- Objective
Write out each line of the material again, word for word.

- Data provided
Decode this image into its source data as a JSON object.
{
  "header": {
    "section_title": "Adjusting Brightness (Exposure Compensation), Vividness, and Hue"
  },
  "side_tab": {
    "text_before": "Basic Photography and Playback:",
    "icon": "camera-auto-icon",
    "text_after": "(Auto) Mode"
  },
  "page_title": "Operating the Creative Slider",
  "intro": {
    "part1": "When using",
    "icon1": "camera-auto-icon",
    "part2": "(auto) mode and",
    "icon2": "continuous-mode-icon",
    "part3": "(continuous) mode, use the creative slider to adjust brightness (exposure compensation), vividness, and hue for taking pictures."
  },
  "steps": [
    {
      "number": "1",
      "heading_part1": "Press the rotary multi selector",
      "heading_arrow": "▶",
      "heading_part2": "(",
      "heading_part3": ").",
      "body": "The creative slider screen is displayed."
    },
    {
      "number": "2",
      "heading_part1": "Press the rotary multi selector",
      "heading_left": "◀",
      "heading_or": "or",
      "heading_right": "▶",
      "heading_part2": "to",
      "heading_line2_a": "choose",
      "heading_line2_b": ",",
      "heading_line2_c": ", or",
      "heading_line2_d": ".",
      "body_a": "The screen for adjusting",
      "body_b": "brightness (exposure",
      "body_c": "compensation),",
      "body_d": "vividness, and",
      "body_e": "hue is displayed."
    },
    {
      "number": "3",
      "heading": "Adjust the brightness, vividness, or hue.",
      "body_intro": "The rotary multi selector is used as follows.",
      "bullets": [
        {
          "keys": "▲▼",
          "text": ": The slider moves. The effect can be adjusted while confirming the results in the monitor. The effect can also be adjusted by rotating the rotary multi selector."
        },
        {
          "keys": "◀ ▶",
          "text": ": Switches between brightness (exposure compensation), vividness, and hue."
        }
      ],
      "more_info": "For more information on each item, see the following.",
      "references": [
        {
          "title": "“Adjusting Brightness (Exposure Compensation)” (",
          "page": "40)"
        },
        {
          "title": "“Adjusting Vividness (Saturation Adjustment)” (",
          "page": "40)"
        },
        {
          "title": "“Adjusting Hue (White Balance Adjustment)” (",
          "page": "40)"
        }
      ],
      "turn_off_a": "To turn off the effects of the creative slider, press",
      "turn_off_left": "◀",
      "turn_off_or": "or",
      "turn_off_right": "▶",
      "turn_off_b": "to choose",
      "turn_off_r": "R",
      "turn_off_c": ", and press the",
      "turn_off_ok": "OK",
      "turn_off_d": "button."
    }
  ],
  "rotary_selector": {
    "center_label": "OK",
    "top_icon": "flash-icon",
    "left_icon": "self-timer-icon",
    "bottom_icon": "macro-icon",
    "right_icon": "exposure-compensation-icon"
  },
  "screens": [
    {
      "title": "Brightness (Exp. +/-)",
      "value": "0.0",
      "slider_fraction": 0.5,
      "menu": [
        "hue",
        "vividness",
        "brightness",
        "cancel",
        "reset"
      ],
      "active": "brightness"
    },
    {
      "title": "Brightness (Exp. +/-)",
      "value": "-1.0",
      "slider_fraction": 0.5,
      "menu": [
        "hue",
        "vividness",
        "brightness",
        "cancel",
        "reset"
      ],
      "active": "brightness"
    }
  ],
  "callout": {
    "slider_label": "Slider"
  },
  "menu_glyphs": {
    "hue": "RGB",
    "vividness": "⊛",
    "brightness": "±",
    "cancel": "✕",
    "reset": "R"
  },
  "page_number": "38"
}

- Reply
Decode this image into its source data as a JSON object.
{
  "header": {
    "section_title": "Adjusting Brightness (Exposure Compensation), Vividness, and Hue"
  },
  "side_tab": {
    "text_before": "Basic Photography and Playback:",
    "icon": "camera-auto-icon",
    "text_after": "(Auto) Mode"
  },
  "page_title": "Operating the Creative Slider",
  "intro": {
    "part1": "When using",
    "icon1": "camera-auto-icon",
    "part2": "(auto) mode and",
    "icon2": "continuous-mode-icon",
    "part3": "(continuous) mode, use the creative slider to adjust brightness (exposure compensation), vividness, and hue for taking pictures."
  },
  "steps": [
    {
      "number": "1",
      "heading_part1": "Press the rotary multi selector",
      "heading_arrow": "▶",
      "heading_part2": "(",
      "heading_part3": ").",
      "body": "The creative slider screen is displayed."
    },
    {
      "number": "2",
      "heading_part1": "Press the rotary multi selector",
      "heading_left": "◀",
      "heading_or": "or",
      "heading_right": "▶",
      "heading_part2": "to",
      "heading_line2_a": "choose",
      "heading_line2_b": ",",
      "heading_line2_c": ", or",
      "heading_line2_d": ".",
      "body_a": "The screen for adjusting",
      "body_b": "brightness (exposure",
      "body_c": "compensation),",
      "body_d": "vividness, and",
      "body_e": "hue is displayed."
    },
    {
      "number": "3",
      "heading": "Adjust the brightness, vividness, or hue.",
      "body_intro": "The rotary multi selector is used as follows.",
      "bullets": [
        {
          "keys": "▲▼",
          "text": ": The slider moves. The effect can be adjusted while confirming the results in the monitor. The effect can also be adjusted by rotating the rotary multi selector."
        },
        {
          "keys": "◀ ▶",
          "text": ": Switches between brightness (exposure compensation), vividness, and hue."
        }
      ],
      "more_info": "For more information on each item, see the following.",
      "references": [
        {
          "title": "“Adjusting Brightness (Exposure Compensation)” (",
          "page": "40)"
        },
        {
          "title": "“Adjusting Vividness (Saturation Adjustment)” (",
          "page": "40)"
        },
        {
          "title": "“Adjusting Hue (White Balance Adjustment)” (",
          "page": "40)"
        }
      ],
      "turn_off_a": "To turn off the effects of the creative slider, press",
      "turn_off_left": "◀",
      "turn_off_or": "or",
      "turn_off_right": "▶",
      "turn_off_b": "to choose",
      "turn_off_r": "R",
      "turn_off_c": ", and press the",
      "turn_off_ok": "OK",
      "turn_off_d": "button."
    }
  ],
  "rotary_selector": {
    "center_label": "OK",
    "top_icon": "flash-icon",
    "left_icon": "self-timer-icon",
    "bottom_icon": "macro-icon",
    "right_icon": "exposure-compensation-icon"
  },
  "screens": [
    {
      "title": "Brightness (Exp. +/-)",
      "value": "0.0",
      "slider_fraction": 0.5,
      "menu": [
        "hue",
        "vividness",
        "brightness",
        "cancel",
        "reset"
      ],
      "active": "brightness"
    },
    {
      "title": "Brightness (Exp. +/-)",
      "value": "-1.0",
      "slider_fraction": 0.5,
      "menu": [
        "hue",
        "vividness",
        "brightness",
        "cancel",
        "reset"
      ],
      "active": "brightness"
    }
  ],
  "callout": {
    "slider_label": "Slider"
  },
  "menu_glyphs": {
    "hue": "RGB",
    "vividness": "⊛",
    "brightness": "±",
    "cancel": "✕",
    "reset": "R"
  },
  "page_number": "38"
}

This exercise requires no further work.